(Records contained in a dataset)
(begin)
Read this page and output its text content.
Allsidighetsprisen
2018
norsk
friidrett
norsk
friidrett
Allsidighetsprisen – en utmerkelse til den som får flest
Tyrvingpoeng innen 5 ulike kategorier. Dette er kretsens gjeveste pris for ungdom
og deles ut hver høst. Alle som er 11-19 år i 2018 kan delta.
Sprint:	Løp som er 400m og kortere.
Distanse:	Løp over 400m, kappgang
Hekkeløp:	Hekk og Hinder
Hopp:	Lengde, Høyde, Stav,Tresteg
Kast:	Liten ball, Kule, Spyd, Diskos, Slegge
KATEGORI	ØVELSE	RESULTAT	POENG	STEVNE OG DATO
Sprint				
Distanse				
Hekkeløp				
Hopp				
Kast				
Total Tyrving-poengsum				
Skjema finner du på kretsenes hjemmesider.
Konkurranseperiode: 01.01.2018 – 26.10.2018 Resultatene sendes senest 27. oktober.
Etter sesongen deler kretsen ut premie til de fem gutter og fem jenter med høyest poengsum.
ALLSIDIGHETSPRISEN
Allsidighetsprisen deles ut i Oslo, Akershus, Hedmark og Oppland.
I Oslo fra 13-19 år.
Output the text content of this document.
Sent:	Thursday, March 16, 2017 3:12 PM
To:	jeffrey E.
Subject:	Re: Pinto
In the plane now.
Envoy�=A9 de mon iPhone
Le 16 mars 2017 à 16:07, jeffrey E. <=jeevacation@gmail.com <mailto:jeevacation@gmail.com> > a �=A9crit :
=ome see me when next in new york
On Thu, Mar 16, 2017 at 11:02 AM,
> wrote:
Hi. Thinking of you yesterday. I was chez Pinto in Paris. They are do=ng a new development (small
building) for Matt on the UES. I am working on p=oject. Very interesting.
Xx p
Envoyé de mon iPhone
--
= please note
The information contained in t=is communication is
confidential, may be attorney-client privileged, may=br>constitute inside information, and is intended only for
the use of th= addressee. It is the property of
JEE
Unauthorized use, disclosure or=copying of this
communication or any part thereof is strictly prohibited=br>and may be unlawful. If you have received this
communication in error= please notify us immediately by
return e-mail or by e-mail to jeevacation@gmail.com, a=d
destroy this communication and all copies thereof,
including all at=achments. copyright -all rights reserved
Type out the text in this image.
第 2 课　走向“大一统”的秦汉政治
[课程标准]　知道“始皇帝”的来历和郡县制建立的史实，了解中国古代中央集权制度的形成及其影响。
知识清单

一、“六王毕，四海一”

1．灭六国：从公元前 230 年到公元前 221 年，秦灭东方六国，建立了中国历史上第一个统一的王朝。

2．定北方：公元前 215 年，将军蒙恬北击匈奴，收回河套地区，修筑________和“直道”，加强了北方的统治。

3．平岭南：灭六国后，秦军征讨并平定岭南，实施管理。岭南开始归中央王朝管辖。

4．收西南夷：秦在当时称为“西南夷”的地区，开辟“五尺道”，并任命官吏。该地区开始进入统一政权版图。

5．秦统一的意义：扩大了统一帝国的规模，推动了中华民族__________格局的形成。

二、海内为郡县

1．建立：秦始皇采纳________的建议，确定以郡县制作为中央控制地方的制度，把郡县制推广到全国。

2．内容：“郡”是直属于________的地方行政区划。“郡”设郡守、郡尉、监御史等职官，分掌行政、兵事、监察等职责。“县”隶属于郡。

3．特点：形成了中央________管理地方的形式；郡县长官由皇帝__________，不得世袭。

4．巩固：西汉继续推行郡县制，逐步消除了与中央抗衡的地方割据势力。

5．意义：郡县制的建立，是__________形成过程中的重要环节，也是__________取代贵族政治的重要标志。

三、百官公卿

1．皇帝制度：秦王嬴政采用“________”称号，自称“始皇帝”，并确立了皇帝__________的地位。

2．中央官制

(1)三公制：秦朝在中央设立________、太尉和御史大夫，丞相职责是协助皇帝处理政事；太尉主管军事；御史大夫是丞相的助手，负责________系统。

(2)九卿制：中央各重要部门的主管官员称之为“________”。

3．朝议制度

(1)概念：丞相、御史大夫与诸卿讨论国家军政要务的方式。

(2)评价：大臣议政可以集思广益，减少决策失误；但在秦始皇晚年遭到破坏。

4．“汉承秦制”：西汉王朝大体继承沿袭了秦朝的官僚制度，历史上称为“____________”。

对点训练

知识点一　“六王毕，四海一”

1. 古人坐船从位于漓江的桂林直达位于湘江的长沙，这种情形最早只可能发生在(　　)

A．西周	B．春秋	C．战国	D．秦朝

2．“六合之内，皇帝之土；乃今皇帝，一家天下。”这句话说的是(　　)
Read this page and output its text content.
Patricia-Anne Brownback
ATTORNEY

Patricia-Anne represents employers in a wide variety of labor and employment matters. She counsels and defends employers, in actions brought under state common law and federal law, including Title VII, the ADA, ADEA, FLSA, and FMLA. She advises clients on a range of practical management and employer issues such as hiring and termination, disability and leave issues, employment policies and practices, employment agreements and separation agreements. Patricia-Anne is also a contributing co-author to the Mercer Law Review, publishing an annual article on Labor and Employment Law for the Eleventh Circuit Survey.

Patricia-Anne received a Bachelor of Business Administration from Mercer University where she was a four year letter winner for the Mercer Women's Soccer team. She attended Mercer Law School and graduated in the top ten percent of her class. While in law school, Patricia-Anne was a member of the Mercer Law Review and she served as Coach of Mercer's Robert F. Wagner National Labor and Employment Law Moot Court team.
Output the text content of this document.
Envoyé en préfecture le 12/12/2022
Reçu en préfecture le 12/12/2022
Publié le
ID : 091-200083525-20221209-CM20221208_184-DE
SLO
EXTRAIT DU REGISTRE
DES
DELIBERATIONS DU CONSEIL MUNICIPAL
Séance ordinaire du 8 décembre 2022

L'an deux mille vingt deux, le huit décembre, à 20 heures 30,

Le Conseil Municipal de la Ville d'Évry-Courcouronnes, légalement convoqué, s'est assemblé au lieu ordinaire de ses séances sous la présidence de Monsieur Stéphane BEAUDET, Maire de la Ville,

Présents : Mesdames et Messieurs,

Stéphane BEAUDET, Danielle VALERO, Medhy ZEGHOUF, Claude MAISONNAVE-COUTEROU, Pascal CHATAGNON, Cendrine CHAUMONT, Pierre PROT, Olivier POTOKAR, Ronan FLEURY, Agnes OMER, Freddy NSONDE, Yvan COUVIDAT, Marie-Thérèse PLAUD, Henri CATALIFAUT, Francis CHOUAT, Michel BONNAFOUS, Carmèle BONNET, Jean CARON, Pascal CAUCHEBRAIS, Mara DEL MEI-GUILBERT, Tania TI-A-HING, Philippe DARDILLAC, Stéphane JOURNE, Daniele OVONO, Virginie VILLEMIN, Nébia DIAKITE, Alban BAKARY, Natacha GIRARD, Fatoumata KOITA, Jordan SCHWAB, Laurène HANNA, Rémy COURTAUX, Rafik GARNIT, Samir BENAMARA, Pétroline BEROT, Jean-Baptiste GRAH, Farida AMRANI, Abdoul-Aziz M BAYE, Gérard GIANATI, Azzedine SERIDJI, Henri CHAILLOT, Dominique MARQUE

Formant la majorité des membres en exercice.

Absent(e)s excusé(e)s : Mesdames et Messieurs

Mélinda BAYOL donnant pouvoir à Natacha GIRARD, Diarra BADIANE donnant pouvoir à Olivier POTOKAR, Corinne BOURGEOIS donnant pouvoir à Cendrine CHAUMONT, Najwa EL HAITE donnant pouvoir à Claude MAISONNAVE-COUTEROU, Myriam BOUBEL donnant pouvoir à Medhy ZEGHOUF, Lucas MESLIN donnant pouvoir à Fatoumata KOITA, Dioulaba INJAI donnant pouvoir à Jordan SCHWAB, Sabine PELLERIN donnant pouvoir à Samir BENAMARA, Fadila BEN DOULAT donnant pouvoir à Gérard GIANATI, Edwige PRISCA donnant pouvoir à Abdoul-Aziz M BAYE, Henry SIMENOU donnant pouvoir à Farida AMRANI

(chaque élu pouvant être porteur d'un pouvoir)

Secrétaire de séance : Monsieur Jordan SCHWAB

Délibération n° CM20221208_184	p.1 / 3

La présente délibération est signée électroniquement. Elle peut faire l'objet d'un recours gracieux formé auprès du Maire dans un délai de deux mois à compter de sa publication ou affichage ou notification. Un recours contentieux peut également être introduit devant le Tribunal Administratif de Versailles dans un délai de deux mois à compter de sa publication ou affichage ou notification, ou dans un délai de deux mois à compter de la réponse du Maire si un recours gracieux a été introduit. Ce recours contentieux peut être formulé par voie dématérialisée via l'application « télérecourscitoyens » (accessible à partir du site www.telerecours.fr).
(end)
§ **STATED EXERCISE**
Give the number of lines above that hold the word "Distanse", and nothing more.

§ **ANSWER**
2